Work instructions
Transcribe the entries that follow, word for word.

Material provided

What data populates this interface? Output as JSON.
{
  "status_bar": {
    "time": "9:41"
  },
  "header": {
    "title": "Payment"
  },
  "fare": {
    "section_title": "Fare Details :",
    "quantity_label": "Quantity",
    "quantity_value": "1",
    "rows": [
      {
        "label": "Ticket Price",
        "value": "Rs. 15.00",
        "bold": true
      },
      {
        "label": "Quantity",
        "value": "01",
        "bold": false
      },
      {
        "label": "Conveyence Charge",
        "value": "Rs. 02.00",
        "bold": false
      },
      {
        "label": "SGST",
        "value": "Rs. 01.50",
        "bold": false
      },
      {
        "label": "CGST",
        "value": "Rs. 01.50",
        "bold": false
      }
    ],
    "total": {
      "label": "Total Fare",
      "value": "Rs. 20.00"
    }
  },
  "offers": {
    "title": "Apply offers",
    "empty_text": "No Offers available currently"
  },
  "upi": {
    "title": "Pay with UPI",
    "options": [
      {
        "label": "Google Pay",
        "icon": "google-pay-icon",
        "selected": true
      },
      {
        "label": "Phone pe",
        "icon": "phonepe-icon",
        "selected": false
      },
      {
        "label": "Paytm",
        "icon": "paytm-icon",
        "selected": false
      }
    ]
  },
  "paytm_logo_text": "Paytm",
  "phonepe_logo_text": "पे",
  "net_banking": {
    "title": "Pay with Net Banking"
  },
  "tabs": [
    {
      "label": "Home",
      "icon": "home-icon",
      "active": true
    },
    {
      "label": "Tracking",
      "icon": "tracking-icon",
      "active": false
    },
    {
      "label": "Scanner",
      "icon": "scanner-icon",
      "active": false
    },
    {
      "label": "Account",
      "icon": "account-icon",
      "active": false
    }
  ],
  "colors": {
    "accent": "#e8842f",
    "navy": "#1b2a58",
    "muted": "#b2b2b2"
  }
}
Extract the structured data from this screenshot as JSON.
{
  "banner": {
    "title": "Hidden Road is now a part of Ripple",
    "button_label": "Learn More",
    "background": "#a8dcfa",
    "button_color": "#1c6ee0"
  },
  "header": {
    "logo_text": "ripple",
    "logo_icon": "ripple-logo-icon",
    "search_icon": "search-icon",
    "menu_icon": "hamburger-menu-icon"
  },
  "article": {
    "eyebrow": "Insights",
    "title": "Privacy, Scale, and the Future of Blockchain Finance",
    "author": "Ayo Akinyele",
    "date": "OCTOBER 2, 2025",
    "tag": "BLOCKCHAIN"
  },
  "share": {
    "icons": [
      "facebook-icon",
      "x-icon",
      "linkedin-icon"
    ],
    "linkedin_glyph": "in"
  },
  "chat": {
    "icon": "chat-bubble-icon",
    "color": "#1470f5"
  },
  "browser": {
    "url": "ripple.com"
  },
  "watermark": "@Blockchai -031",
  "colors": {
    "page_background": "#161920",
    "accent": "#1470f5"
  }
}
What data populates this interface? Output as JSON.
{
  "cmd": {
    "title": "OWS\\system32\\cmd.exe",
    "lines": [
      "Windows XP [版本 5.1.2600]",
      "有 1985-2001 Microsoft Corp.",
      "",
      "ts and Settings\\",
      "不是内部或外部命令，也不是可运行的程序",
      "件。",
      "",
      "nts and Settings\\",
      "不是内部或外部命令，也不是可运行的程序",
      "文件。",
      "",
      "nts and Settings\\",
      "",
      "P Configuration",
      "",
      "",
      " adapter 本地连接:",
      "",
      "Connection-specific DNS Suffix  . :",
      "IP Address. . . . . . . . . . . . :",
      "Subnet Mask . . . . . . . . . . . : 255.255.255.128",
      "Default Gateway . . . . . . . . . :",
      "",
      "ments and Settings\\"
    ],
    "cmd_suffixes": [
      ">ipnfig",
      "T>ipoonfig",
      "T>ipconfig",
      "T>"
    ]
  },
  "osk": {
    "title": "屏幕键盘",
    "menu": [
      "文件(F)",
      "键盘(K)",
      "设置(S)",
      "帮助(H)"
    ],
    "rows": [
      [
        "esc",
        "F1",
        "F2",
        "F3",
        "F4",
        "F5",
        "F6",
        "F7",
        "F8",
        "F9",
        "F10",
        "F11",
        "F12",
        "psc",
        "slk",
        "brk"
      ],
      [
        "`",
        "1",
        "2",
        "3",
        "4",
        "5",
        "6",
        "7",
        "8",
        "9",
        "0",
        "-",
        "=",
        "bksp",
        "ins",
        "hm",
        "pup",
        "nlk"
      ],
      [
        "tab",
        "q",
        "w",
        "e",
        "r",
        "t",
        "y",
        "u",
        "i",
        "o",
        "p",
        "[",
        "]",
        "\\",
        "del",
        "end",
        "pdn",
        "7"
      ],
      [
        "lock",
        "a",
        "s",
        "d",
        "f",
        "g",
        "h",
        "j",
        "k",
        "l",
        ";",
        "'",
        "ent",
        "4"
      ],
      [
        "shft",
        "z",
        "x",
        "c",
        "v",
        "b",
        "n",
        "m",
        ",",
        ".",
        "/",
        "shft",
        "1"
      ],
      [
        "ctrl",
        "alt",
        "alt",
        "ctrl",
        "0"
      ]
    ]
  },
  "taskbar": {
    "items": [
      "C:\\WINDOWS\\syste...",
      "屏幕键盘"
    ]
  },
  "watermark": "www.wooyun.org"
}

Exercise result
What data populates this interface? Output as JSON.
{
  "status_bar": {
    "time": "9:41"
  },
  "header": {
    "title": "Payment"
  },
  "fare": {
    "section_title": "Fare Details :",
    "quantity_label": "Quantity",
    "quantity_value": "1",
    "rows": [
      {
        "label": "Ticket Price",
        "value": "Rs. 15.00",
        "bold": true
      },
      {
        "label": "Quantity",
        "value": "01",
        "bold": false
      },
      {
        "label": "Conveyence Charge",
        "value": "Rs. 02.00",
        "bold": false
      },
      {
        "label": "SGST",
        "value": "Rs. 01.50",
        "bold": false
      },
      {
        "label": "CGST",
        "value": "Rs. 01.50",
        "bold": false
      }
    ],
    "total": {
      "label": "Total Fare",
      "value": "Rs. 20.00"
    }
  },
  "offers": {
    "title": "Apply offers",
    "empty_text": "No Offers available currently"
  },
  "upi": {
    "title": "Pay with UPI",
    "options": [
      {
        "label": "Google Pay",
        "icon": "google-pay-icon",
        "selected": true
      },
      {
        "label": "Phone pe",
        "icon": "phonepe-icon",
        "selected": false
      },
      {
        "label": "Paytm",
        "icon": "paytm-icon",
        "selected": false
      }
    ]
  },
  "paytm_logo_text": "Paytm",
  "phonepe_logo_text": "पे",
  "net_banking": {
    "title": "Pay with Net Banking"
  },
  "tabs": [
    {
      "label": "Home",
      "icon": "home-icon",
      "active": true
    },
    {
      "label": "Tracking",
      "icon": "tracking-icon",
      "active": false
    },
    {
      "label": "Scanner",
      "icon": "scanner-icon",
      "active": false
    },
    {
      "label": "Account",
      "icon": "account-icon",
      "active": false
    }
  ],
  "colors": {
    "accent": "#e8842f",
    "navy": "#1b2a58",
    "muted": "#b2b2b2"
  }
}
Extract the structured data from this screenshot as JSON.
{
  "banner": {
    "title": "Hidden Road is now a part of Ripple",
    "button_label": "Learn More",
    "background": "#a8dcfa",
    "button_color": "#1c6ee0"
  },
  "header": {
    "logo_text": "ripple",
    "logo_icon": "ripple-logo-icon",
    "search_icon": "search-icon",
    "menu_icon": "hamburger-menu-icon"
  },
  "article": {
    "eyebrow": "Insights",
    "title": "Privacy, Scale, and the Future of Blockchain Finance",
    "author": "Ayo Akinyele",
    "date": "OCTOBER 2, 2025",
    "tag": "BLOCKCHAIN"
  },
  "share": {
    "icons": [
      "facebook-icon",
      "x-icon",
      "linkedin-icon"
    ],
    "linkedin_glyph": "in"
  },
  "chat": {
    "icon": "chat-bubble-icon",
    "color": "#1470f5"
  },
  "browser": {
    "url": "ripple.com"
  },
  "watermark": "@Blockchai -031",
  "colors": {
    "page_background": "#161920",
    "accent": "#1470f5"
  }
}
What data populates this interface? Output as JSON.
{
  "cmd": {
    "title": "OWS\\system32\\cmd.exe",
    "lines": [
      "Windows XP [版本 5.1.2600]",
      "有 1985-2001 Microsoft Corp.",
      "",
      "ts and Settings\\",
      "不是内部或外部命令，也不是可运行的程序",
      "件。",
      "",
      "nts and Settings\\",
      "不是内部或外部命令，也不是可运行的程序",
      "文件。",
      "",
      "nts and Settings\\",
      "",
      "P Configuration",
      "",
      "",
      " adapter 本地连接:",
      "",
      "Connection-specific DNS Suffix  . :",
      "IP Address. . . . . . . . . . . . :",
      "Subnet Mask . . . . . . . . . . . : 255.255.255.128",
      "Default Gateway . . . . . . . . . :",
      "",
      "ments and Settings\\"
    ],
    "cmd_suffixes": [
      ">ipnfig",
      "T>ipoonfig",
      "T>ipconfig",
      "T>"
    ]
  },
  "osk": {
    "title": "屏幕键盘",
    "menu": [
      "文件(F)",
      "键盘(K)",
      "设置(S)",
      "帮助(H)"
    ],
    "rows": [
      [
        "esc",
        "F1",
        "F2",
        "F3",
        "F4",
        "F5",
        "F6",
        "F7",
        "F8",
        "F9",
        "F10",
        "F11",
        "F12",
        "psc",
        "slk",
        "brk"
      ],
      [
        "`",
        "1",
        "2",
        "3",
        "4",
        "5",
        "6",
        "7",
        "8",
        "9",
        "0",
        "-",
        "=",
        "bksp",
        "ins",
        "hm",
        "pup",
        "nlk"
      ],
      [
        "tab",
        "q",
        "w",
        "e",
        "r",
        "t",
        "y",
        "u",
        "i",
        "o",
        "p",
        "[",
        "]",
        "\\",
        "del",
        "end",
        "pdn",
        "7"
      ],
      [
        "lock",
        "a",
        "s",
        "d",
        "f",
        "g",
        "h",
        "j",
        "k",
        "l",
        ";",
        "'",
        "ent",
        "4"
      ],
      [
        "shft",
        "z",
        "x",
        "c",
        "v",
        "b",
        "n",
        "m",
        ",",
        ".",
        "/",
        "shft",
        "1"
      ],
      [
        "ctrl",
        "alt",
        "alt",
        "ctrl",
        "0"
      ]
    ]
  },
  "taskbar": {
    "items": [
      "C:\\WINDOWS\\syste...",
      "屏幕键盘"
    ]
  },
  "watermark": "www.wooyun.org"
}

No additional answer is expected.